(Figure collection entries)
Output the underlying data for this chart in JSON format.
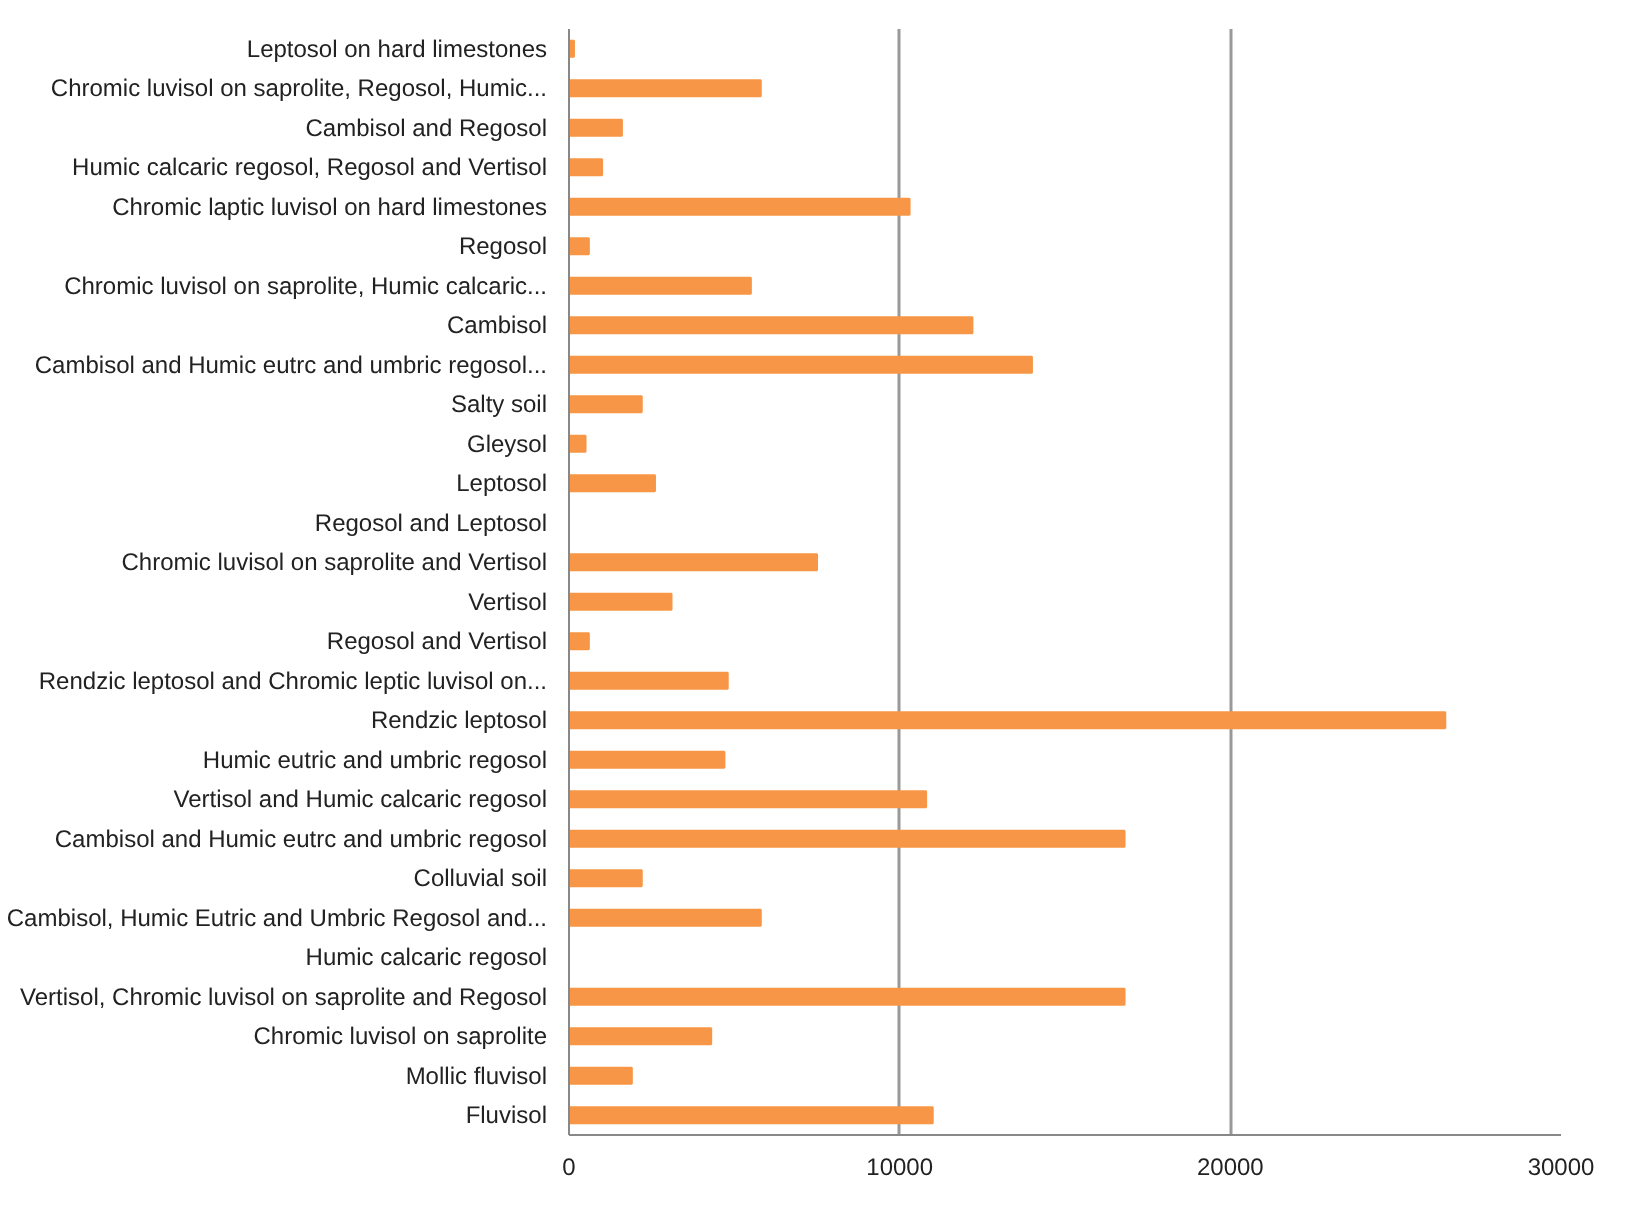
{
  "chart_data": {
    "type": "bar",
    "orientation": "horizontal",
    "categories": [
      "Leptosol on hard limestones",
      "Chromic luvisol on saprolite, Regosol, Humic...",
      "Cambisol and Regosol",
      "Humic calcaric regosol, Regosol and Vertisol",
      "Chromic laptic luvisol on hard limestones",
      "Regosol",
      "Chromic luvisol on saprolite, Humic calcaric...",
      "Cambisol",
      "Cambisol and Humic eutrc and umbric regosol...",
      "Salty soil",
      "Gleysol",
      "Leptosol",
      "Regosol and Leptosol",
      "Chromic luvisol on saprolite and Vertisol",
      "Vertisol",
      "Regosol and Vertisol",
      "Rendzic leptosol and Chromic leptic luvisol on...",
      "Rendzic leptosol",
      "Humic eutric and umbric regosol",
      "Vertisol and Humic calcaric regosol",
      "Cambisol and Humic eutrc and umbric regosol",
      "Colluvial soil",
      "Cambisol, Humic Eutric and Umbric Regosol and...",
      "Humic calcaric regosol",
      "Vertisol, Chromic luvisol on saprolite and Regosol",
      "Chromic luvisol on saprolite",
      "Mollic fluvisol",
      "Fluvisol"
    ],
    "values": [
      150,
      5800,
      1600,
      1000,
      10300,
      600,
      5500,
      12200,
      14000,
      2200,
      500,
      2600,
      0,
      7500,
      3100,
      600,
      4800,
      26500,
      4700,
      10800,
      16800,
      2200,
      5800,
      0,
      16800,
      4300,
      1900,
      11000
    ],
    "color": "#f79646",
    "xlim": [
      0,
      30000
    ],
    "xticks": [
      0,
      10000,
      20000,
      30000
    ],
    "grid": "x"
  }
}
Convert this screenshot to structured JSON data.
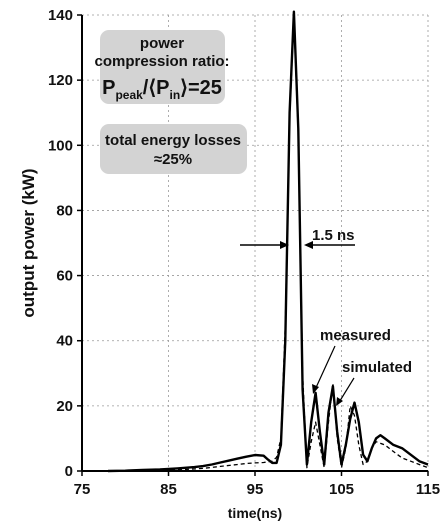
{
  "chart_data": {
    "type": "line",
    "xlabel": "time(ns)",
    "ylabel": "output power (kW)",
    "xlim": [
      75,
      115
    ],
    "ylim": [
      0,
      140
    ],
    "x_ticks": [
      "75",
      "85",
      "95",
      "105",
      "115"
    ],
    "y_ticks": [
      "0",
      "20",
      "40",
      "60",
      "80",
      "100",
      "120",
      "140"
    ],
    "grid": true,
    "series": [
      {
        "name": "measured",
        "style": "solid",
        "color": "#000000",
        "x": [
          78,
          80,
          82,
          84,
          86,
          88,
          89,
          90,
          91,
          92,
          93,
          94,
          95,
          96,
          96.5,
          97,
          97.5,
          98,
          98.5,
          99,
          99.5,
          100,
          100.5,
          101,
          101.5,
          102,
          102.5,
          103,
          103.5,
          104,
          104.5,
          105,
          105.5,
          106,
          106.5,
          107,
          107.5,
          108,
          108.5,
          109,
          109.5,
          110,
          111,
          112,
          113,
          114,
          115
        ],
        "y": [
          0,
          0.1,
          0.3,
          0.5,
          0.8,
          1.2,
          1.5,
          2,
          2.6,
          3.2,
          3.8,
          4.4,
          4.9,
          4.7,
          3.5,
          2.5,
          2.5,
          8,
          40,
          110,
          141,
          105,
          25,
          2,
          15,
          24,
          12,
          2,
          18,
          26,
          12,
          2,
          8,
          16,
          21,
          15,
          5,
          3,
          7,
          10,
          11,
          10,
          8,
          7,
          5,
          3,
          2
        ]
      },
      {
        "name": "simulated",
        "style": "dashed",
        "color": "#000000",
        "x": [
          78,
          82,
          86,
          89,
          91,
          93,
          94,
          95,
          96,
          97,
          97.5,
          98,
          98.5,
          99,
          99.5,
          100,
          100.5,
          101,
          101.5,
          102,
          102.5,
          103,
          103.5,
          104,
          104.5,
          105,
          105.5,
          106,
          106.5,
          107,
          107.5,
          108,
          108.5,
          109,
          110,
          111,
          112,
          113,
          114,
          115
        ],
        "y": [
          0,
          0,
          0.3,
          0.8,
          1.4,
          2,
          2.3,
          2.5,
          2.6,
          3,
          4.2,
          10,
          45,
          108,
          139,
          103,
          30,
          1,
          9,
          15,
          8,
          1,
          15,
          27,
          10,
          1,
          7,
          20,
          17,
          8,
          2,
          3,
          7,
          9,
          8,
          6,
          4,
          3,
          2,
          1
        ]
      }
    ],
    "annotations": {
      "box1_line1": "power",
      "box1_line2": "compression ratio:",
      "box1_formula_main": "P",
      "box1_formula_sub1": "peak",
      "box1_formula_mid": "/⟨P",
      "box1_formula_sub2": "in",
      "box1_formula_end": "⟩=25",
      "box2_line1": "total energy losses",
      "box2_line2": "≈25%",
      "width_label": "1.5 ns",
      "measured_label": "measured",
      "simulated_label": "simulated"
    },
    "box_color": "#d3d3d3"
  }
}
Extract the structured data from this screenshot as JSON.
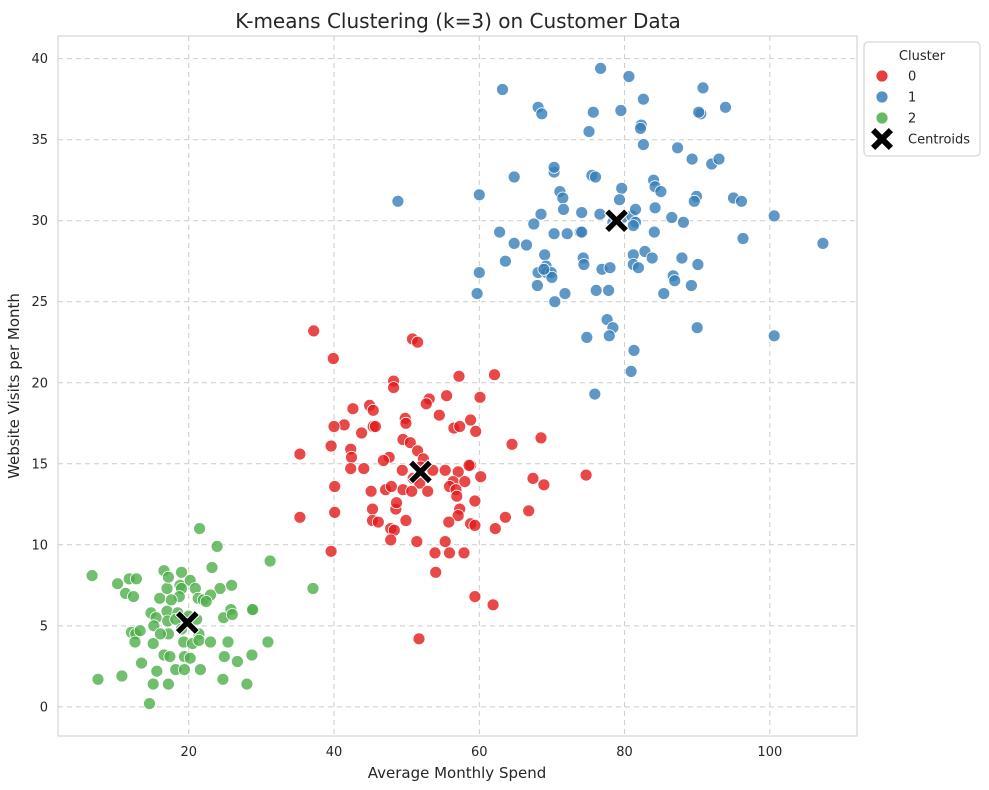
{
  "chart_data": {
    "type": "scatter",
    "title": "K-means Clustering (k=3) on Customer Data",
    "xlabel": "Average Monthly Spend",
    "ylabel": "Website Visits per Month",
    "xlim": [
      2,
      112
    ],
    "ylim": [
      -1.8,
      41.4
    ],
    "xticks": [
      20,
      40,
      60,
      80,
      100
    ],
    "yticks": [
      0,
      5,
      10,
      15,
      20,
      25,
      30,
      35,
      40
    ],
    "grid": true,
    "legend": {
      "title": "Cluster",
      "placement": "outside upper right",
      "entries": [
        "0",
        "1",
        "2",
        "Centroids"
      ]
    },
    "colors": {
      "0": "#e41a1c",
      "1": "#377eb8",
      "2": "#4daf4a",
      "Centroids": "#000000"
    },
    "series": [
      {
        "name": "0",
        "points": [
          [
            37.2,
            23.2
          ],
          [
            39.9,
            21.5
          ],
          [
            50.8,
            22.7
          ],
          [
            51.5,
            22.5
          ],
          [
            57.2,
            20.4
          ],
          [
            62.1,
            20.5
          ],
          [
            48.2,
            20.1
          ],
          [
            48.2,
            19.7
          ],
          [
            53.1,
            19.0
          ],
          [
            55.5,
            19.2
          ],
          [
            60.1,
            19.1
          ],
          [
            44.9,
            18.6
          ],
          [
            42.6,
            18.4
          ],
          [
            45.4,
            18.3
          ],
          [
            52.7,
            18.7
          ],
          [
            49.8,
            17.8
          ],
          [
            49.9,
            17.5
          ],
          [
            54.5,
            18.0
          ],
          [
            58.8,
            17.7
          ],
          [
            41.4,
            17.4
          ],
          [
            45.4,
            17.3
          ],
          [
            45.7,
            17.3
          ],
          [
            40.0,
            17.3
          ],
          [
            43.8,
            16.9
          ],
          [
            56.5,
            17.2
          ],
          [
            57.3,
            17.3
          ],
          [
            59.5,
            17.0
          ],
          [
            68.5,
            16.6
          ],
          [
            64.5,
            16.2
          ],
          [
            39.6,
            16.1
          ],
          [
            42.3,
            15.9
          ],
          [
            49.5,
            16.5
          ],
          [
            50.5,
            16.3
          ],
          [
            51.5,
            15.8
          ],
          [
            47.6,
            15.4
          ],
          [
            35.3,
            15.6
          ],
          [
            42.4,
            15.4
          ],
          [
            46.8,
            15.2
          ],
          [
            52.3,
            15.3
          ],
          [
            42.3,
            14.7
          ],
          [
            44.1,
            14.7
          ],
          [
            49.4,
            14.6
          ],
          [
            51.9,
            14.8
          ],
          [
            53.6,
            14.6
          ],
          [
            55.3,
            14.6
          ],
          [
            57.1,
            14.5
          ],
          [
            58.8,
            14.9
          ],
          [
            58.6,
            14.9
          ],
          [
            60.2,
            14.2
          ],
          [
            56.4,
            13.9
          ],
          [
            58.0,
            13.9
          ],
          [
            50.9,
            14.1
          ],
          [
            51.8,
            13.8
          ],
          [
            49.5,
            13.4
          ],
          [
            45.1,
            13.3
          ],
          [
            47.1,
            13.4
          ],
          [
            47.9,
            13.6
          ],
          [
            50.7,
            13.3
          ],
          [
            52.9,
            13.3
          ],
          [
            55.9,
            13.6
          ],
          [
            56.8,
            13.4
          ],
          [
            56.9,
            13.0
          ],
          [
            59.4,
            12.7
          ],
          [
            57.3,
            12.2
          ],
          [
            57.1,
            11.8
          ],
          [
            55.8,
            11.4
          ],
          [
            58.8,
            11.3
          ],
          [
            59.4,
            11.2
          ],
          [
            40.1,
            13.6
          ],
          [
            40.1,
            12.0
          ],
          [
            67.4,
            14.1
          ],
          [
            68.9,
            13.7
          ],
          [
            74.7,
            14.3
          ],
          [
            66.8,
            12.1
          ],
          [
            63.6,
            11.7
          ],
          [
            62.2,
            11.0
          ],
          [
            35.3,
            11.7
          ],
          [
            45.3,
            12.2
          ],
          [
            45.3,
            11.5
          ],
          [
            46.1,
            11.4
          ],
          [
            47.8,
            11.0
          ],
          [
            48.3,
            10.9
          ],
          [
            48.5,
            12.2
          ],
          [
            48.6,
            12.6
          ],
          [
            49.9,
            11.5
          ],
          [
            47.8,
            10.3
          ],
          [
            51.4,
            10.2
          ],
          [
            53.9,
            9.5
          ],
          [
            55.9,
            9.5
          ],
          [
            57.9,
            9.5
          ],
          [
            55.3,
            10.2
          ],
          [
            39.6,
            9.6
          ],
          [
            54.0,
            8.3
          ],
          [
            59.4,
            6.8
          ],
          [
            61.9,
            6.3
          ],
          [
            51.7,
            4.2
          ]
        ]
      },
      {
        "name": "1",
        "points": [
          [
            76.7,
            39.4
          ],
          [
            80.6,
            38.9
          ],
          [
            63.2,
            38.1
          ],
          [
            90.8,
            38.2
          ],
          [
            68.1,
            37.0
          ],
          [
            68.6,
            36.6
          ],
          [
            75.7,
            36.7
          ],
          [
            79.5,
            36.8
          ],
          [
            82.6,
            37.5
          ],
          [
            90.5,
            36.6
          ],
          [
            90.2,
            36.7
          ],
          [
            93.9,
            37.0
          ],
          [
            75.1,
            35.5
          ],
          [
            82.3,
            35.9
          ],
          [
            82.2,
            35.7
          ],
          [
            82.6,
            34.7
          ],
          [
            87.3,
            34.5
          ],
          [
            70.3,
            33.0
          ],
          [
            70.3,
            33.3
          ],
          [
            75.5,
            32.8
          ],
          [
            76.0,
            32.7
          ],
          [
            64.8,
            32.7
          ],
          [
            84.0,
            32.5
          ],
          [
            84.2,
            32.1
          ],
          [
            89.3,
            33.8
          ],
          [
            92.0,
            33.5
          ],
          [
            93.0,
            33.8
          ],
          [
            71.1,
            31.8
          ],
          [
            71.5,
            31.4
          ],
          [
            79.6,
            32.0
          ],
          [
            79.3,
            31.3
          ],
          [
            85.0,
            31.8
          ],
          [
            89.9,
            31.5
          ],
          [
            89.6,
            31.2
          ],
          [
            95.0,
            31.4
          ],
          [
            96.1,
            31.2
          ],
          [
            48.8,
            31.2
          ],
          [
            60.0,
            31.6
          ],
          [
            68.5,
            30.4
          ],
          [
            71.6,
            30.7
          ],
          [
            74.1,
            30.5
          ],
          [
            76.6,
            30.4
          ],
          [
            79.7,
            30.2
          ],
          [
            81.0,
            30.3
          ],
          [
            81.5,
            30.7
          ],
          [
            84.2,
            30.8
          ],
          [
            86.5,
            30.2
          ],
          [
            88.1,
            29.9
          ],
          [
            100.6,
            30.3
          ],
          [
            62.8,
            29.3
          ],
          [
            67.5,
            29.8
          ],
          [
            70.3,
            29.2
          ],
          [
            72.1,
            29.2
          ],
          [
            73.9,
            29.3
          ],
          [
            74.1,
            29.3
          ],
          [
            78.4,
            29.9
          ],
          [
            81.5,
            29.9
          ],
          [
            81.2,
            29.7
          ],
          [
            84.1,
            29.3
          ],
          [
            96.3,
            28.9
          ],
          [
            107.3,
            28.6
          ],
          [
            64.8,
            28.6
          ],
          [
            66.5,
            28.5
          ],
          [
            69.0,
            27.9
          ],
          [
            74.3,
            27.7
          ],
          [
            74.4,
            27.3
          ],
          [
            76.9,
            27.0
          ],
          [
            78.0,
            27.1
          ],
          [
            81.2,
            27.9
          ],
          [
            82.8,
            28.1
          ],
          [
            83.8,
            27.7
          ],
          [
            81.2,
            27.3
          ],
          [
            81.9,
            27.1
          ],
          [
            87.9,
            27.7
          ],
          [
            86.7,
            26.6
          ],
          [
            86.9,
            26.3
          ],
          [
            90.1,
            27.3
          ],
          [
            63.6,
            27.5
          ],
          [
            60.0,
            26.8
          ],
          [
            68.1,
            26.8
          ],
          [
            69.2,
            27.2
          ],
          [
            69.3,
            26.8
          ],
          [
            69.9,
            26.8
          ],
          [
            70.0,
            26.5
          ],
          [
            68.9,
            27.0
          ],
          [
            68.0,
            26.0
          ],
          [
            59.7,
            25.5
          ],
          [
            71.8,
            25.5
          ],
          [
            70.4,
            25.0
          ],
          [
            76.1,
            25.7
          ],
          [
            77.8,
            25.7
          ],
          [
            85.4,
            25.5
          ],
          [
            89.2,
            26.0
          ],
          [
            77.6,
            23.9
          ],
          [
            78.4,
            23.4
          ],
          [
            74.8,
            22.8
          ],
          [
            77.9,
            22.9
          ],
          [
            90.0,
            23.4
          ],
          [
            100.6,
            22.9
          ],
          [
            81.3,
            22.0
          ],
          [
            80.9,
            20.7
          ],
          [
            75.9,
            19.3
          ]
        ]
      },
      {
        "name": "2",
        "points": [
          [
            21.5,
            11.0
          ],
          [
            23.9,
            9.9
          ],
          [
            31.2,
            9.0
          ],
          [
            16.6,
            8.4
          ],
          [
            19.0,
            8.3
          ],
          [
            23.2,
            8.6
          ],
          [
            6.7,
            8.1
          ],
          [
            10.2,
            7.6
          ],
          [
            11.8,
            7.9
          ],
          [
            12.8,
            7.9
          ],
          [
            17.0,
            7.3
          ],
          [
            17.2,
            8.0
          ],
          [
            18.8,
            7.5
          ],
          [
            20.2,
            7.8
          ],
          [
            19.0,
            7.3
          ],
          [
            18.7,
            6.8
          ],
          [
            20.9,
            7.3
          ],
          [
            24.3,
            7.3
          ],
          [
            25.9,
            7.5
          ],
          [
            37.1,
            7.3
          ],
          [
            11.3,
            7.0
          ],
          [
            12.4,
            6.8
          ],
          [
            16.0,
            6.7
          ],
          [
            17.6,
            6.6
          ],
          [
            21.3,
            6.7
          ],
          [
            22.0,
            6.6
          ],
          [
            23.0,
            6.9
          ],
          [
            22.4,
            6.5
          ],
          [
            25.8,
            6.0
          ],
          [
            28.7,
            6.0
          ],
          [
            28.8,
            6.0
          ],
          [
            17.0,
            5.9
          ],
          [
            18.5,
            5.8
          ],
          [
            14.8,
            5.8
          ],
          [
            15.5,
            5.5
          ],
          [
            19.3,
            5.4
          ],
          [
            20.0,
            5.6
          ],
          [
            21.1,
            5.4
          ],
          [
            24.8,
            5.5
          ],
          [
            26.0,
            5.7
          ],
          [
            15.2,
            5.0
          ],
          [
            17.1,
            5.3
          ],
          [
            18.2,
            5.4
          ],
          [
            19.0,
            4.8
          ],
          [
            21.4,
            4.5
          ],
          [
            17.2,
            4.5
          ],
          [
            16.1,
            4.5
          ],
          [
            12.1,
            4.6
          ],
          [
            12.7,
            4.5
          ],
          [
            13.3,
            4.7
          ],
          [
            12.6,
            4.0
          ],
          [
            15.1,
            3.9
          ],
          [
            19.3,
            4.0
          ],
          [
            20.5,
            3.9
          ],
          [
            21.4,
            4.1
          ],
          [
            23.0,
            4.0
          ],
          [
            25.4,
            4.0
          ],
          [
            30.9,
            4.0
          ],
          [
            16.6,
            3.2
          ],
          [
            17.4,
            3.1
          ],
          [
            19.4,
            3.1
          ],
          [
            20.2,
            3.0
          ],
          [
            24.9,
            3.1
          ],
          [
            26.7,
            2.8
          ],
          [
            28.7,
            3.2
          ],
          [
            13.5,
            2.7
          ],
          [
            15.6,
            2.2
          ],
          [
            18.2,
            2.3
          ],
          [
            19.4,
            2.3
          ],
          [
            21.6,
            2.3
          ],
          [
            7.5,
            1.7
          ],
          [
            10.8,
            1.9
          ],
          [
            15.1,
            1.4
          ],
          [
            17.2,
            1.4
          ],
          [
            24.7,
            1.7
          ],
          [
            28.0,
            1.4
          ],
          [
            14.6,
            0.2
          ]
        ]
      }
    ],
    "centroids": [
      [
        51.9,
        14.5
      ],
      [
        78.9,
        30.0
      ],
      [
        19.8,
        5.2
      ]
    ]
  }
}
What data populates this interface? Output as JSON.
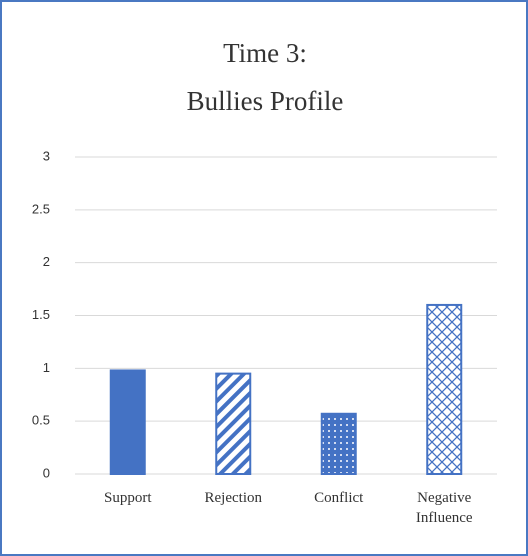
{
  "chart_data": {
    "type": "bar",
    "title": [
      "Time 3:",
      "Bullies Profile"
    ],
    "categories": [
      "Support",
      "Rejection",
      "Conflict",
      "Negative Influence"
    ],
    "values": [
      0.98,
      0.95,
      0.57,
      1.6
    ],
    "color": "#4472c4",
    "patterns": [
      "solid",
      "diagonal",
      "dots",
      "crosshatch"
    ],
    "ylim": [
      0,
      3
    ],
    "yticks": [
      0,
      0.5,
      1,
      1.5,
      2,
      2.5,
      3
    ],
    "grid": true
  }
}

Stated exercise
Indicate how many lines of the material contain the string "xlabel", giving the number and nothing more.

Completed exercise
2